Given instruction:
Starting at the first line and ending at the line that contains "- chevron-right-icon: [809, 526, 821, 546]", both included, turn those lines into a numbered list, leaving out any blank lines.

---------- Record excerpts ----------

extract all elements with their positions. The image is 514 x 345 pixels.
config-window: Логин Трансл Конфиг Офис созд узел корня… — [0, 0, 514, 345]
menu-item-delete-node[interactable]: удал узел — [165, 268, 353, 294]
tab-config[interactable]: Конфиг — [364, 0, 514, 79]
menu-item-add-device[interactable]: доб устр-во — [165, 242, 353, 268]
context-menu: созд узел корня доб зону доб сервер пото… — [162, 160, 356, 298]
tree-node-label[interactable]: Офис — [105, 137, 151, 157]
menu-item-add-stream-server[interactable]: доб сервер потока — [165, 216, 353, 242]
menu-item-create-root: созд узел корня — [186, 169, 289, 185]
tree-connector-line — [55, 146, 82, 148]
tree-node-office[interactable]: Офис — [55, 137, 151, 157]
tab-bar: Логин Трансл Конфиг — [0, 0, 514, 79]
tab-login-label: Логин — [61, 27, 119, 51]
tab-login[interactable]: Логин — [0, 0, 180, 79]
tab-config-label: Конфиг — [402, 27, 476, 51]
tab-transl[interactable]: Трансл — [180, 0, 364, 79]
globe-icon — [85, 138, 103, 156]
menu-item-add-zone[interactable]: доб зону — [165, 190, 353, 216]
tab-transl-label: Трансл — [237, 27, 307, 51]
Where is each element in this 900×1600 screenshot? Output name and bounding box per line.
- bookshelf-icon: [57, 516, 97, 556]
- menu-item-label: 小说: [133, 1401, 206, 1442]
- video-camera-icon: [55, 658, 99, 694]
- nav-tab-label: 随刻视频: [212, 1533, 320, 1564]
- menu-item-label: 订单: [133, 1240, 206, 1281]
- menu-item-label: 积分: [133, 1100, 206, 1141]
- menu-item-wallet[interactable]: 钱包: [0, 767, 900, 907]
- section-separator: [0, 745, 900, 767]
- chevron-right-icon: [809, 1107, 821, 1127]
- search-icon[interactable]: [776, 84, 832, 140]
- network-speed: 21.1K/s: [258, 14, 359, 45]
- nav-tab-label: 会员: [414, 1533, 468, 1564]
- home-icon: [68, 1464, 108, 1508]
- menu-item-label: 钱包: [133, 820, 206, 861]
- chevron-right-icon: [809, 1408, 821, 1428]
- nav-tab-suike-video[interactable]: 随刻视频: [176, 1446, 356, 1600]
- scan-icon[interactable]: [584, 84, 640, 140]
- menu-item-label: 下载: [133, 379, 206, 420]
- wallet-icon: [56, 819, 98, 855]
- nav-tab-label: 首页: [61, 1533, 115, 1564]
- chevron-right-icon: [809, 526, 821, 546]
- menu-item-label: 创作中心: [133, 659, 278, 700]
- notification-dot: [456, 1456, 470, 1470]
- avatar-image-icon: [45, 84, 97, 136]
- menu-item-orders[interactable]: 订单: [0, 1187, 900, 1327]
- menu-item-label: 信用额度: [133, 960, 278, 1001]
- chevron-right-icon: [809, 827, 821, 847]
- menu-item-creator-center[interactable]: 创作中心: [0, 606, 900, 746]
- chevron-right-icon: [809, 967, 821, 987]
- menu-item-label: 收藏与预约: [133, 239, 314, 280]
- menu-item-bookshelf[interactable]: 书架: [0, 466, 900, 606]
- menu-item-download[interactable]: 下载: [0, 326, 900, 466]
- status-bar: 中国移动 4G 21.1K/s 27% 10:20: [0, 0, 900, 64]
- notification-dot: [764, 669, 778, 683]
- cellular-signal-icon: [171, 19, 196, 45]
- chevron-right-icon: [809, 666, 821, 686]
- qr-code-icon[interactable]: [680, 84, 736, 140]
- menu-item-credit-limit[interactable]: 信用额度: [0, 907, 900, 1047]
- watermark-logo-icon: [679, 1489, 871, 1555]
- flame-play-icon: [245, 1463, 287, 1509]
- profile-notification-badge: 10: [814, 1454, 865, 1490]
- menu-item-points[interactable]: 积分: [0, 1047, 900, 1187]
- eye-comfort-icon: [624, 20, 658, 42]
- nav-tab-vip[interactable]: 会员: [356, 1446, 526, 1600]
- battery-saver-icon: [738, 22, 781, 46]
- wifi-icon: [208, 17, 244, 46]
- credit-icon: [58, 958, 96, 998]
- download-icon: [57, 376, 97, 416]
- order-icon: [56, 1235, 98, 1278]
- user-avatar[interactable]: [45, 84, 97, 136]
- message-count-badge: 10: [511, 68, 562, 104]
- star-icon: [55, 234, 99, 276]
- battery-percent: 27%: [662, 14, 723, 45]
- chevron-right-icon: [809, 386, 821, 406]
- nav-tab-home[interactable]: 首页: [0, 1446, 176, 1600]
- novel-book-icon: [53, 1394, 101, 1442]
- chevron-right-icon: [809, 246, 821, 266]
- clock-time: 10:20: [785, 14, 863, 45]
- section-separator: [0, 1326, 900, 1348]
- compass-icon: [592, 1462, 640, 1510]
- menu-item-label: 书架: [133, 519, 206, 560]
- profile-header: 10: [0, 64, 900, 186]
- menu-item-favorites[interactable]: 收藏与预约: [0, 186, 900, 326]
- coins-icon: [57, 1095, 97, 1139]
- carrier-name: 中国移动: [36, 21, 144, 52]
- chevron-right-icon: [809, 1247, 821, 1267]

----------

Result of the exercise:
1. extract all elements with their positions. The image is 514 x 345 pixels.
2. config-window: Логин Трансл Конфиг Офис созд узел корня… — [0, 0, 514, 345]
3. menu-item-delete-node[interactable]: удал узел — [165, 268, 353, 294]
4. tab-config[interactable]: Конфиг — [364, 0, 514, 79]
5. menu-item-add-device[interactable]: доб устр-во — [165, 242, 353, 268]
6. context-menu: созд узел корня доб зону доб сервер пото… — [162, 160, 356, 298]
7. tree-node-label[interactable]: Офис — [105, 137, 151, 157]
8. menu-item-add-stream-server[interactable]: доб сервер потока — [165, 216, 353, 242]
9. menu-item-create-root: созд узел корня — [186, 169, 289, 185]
10. tree-connector-line — [55, 146, 82, 148]
11. tree-node-office[interactable]: Офис — [55, 137, 151, 157]
12. tab-bar: Логин Трансл Конфиг — [0, 0, 514, 79]
13. tab-login-label: Логин — [61, 27, 119, 51]
14. tab-login[interactable]: Логин — [0, 0, 180, 79]
15. tab-config-label: Конфиг — [402, 27, 476, 51]
16. tab-transl[interactable]: Трансл — [180, 0, 364, 79]
17. globe-icon — [85, 138, 103, 156]
18. menu-item-add-zone[interactable]: доб зону — [165, 190, 353, 216]
19. tab-transl-label: Трансл — [237, 27, 307, 51]
20. Where is each element in this 900×1600 screenshot? Output name and bounding box per line.
21. - bookshelf-icon: [57, 516, 97, 556]
22. - menu-item-label: 小说: [133, 1401, 206, 1442]
23. - video-camera-icon: [55, 658, 99, 694]
24. - nav-tab-label: 随刻视频: [212, 1533, 320, 1564]
25. - menu-item-label: 订单: [133, 1240, 206, 1281]
26. - menu-item-label: 积分: [133, 1100, 206, 1141]
27. - menu-item-wallet[interactable]: 钱包: [0, 767, 900, 907]
28. - section-separator: [0, 745, 900, 767]
29. - chevron-right-icon: [809, 1107, 821, 1127]
30. - search-icon[interactable]: [776, 84, 832, 140]
31. - network-speed: 21.1K/s: [258, 14, 359, 45]
32. - nav-tab-label: 会员: [414, 1533, 468, 1564]
33. - home-icon: [68, 1464, 108, 1508]
34. - menu-item-label: 钱包: [133, 820, 206, 861]
35. - chevron-right-icon: [809, 1408, 821, 1428]
36. - nav-tab-suike-video[interactable]: 随刻视频: [176, 1446, 356, 1600]
37. - scan-icon[interactable]: [584, 84, 640, 140]
38. - menu-item-label: 下载: [133, 379, 206, 420]
39. - wallet-icon: [56, 819, 98, 855]
40. - nav-tab-label: 首页: [61, 1533, 115, 1564]
41. - chevron-right-icon: [809, 526, 821, 546]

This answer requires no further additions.